DATA:
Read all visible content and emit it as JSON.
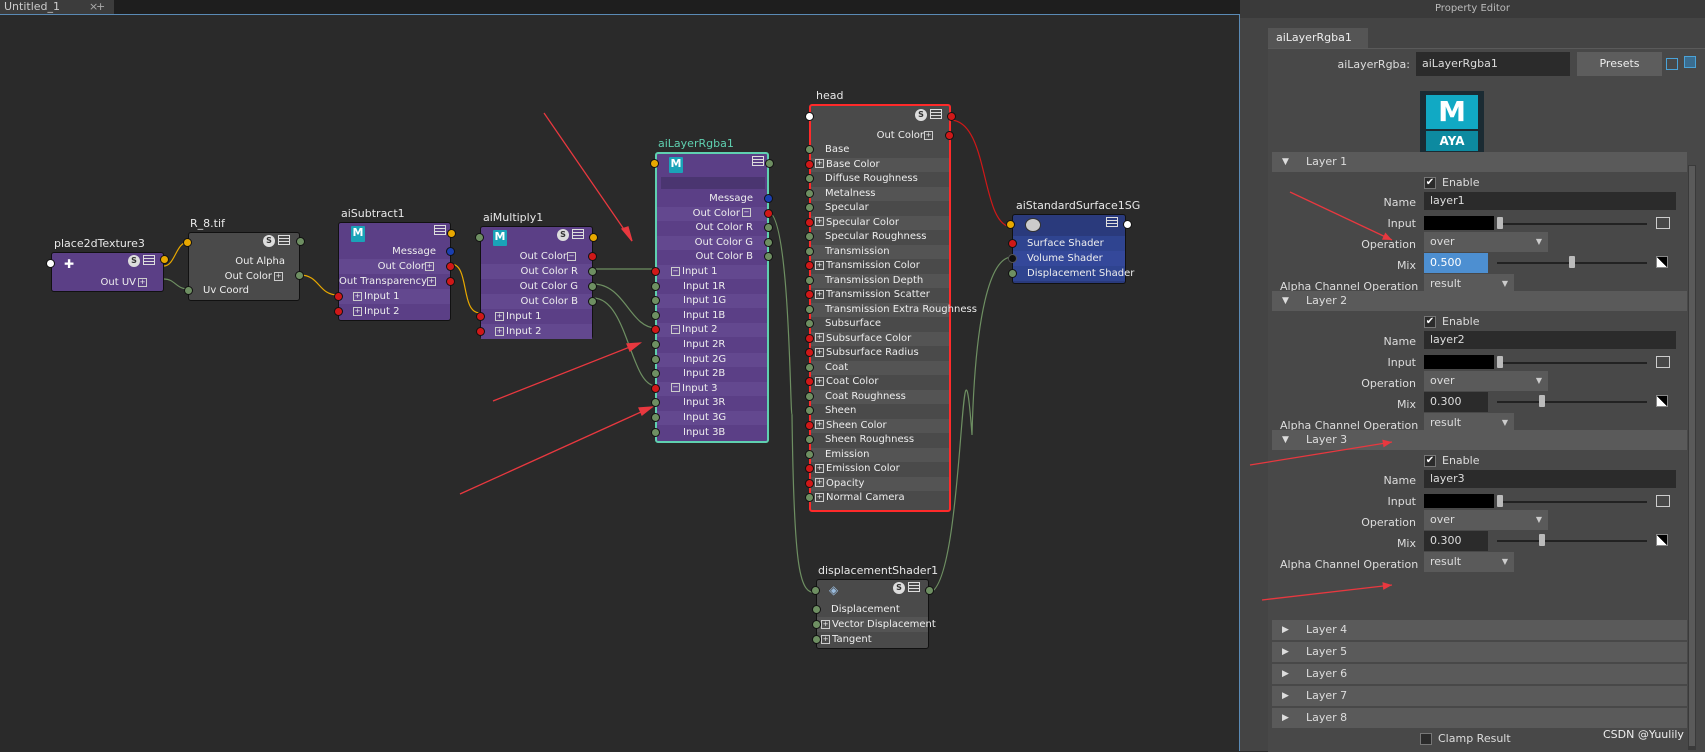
{
  "tabs": {
    "active": "Untitled_1",
    "close": "×",
    "add": "+"
  },
  "nodes": {
    "place2d": {
      "title": "place2dTexture3",
      "rows": [
        "Out UV"
      ]
    },
    "r8": {
      "title": "R_8.tif",
      "rows": [
        "Out Alpha",
        "Out Color",
        "Uv Coord"
      ]
    },
    "subtract": {
      "title": "aiSubtract1",
      "rows": [
        "Message",
        "Out Color",
        "Out Transparency",
        "Input 1",
        "Input 2"
      ]
    },
    "multiply": {
      "title": "aiMultiply1",
      "rows": [
        "Out Color",
        "Out Color R",
        "Out Color G",
        "Out Color B",
        "Input 1",
        "Input 2"
      ]
    },
    "layer": {
      "title": "aiLayerRgba1",
      "rows": [
        "Message",
        "Out Color",
        "Out Color R",
        "Out Color G",
        "Out Color B",
        "Input 1",
        "Input 1R",
        "Input 1G",
        "Input 1B",
        "Input 2",
        "Input 2R",
        "Input 2G",
        "Input 2B",
        "Input 3",
        "Input 3R",
        "Input 3G",
        "Input 3B"
      ]
    },
    "head": {
      "title": "head",
      "out": "Out Color",
      "rows": [
        "Base",
        "Base Color",
        "Diffuse Roughness",
        "Metalness",
        "Specular",
        "Specular Color",
        "Specular Roughness",
        "Transmission",
        "Transmission Color",
        "Transmission Depth",
        "Transmission Scatter",
        "Transmission Extra Roughness",
        "Subsurface",
        "Subsurface Color",
        "Subsurface Radius",
        "Coat",
        "Coat Color",
        "Coat Roughness",
        "Sheen",
        "Sheen Color",
        "Sheen Roughness",
        "Emission",
        "Emission Color",
        "Opacity",
        "Normal Camera"
      ]
    },
    "sg": {
      "title": "aiStandardSurface1SG",
      "rows": [
        "Surface Shader",
        "Volume Shader",
        "Displacement Shader"
      ]
    },
    "disp": {
      "title": "displacementShader1",
      "rows": [
        "Displacement",
        "Vector Displacement",
        "Tangent"
      ]
    }
  },
  "panel": {
    "title": "Property Editor",
    "tab": "aiLayerRgba1",
    "type_label": "aiLayerRgba:",
    "node_name": "aiLayerRgba1",
    "presets": "Presets",
    "logo_m": "M",
    "logo_text": "AYA",
    "labels": {
      "enable": "Enable",
      "name": "Name",
      "input": "Input",
      "operation": "Operation",
      "mix": "Mix",
      "alpha": "Alpha Channel Operation"
    },
    "layers": [
      {
        "title": "Layer 1",
        "enabled": true,
        "name": "layer1",
        "operation": "over",
        "mix": "0.500",
        "mix_value": 0.5,
        "alpha_op": "result"
      },
      {
        "title": "Layer 2",
        "enabled": true,
        "name": "layer2",
        "operation": "over",
        "mix": "0.300",
        "mix_value": 0.3,
        "alpha_op": "result"
      },
      {
        "title": "Layer 3",
        "enabled": true,
        "name": "layer3",
        "operation": "over",
        "mix": "0.300",
        "mix_value": 0.3,
        "alpha_op": "result"
      }
    ],
    "collapsed": [
      "Layer 4",
      "Layer 5",
      "Layer 6",
      "Layer 7",
      "Layer 8"
    ],
    "clamp": "Clamp Result"
  },
  "watermark": "CSDN @Yuulily",
  "colors": {
    "accent": "#5a8ab5",
    "head_border": "#ff2a2a",
    "layer_border": "#5fd0b0",
    "node_purple": "#5b3f86",
    "sg_blue": "#2a3a7c"
  }
}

YOUR INSTRUCTIONS:
Every entry should be returned exactly as written, minus the pictures.

EXERCISE OUTPUT:
Read all visible content and emit it as JSON.
{
  "tabs": {
    "active": "Untitled_1",
    "close": "×",
    "add": "+"
  },
  "nodes": {
    "place2d": {
      "title": "place2dTexture3",
      "rows": [
        "Out UV"
      ]
    },
    "r8": {
      "title": "R_8.tif",
      "rows": [
        "Out Alpha",
        "Out Color",
        "Uv Coord"
      ]
    },
    "subtract": {
      "title": "aiSubtract1",
      "rows": [
        "Message",
        "Out Color",
        "Out Transparency",
        "Input 1",
        "Input 2"
      ]
    },
    "multiply": {
      "title": "aiMultiply1",
      "rows": [
        "Out Color",
        "Out Color R",
        "Out Color G",
        "Out Color B",
        "Input 1",
        "Input 2"
      ]
    },
    "layer": {
      "title": "aiLayerRgba1",
      "rows": [
        "Message",
        "Out Color",
        "Out Color R",
        "Out Color G",
        "Out Color B",
        "Input 1",
        "Input 1R",
        "Input 1G",
        "Input 1B",
        "Input 2",
        "Input 2R",
        "Input 2G",
        "Input 2B",
        "Input 3",
        "Input 3R",
        "Input 3G",
        "Input 3B"
      ]
    },
    "head": {
      "title": "head",
      "out": "Out Color",
      "rows": [
        "Base",
        "Base Color",
        "Diffuse Roughness",
        "Metalness",
        "Specular",
        "Specular Color",
        "Specular Roughness",
        "Transmission",
        "Transmission Color",
        "Transmission Depth",
        "Transmission Scatter",
        "Transmission Extra Roughness",
        "Subsurface",
        "Subsurface Color",
        "Subsurface Radius",
        "Coat",
        "Coat Color",
        "Coat Roughness",
        "Sheen",
        "Sheen Color",
        "Sheen Roughness",
        "Emission",
        "Emission Color",
        "Opacity",
        "Normal Camera"
      ]
    },
    "sg": {
      "title": "aiStandardSurface1SG",
      "rows": [
        "Surface Shader",
        "Volume Shader",
        "Displacement Shader"
      ]
    },
    "disp": {
      "title": "displacementShader1",
      "rows": [
        "Displacement",
        "Vector Displacement",
        "Tangent"
      ]
    }
  },
  "panel": {
    "title": "Property Editor",
    "tab": "aiLayerRgba1",
    "type_label": "aiLayerRgba:",
    "node_name": "aiLayerRgba1",
    "presets": "Presets",
    "logo_m": "M",
    "logo_text": "AYA",
    "labels": {
      "enable": "Enable",
      "name": "Name",
      "input": "Input",
      "operation": "Operation",
      "mix": "Mix",
      "alpha": "Alpha Channel Operation"
    },
    "layers": [
      {
        "title": "Layer 1",
        "enabled": true,
        "name": "layer1",
        "operation": "over",
        "mix": "0.500",
        "mix_value": 0.5,
        "alpha_op": "result"
      },
      {
        "title": "Layer 2",
        "enabled": true,
        "name": "layer2",
        "operation": "over",
        "mix": "0.300",
        "mix_value": 0.3,
        "alpha_op": "result"
      },
      {
        "title": "Layer 3",
        "enabled": true,
        "name": "layer3",
        "operation": "over",
        "mix": "0.300",
        "mix_value": 0.3,
        "alpha_op": "result"
      }
    ],
    "collapsed": [
      "Layer 4",
      "Layer 5",
      "Layer 6",
      "Layer 7",
      "Layer 8"
    ],
    "clamp": "Clamp Result"
  },
  "watermark": "CSDN @Yuulily",
  "colors": {
    "accent": "#5a8ab5",
    "head_border": "#ff2a2a",
    "layer_border": "#5fd0b0",
    "node_purple": "#5b3f86",
    "sg_blue": "#2a3a7c"
  }
}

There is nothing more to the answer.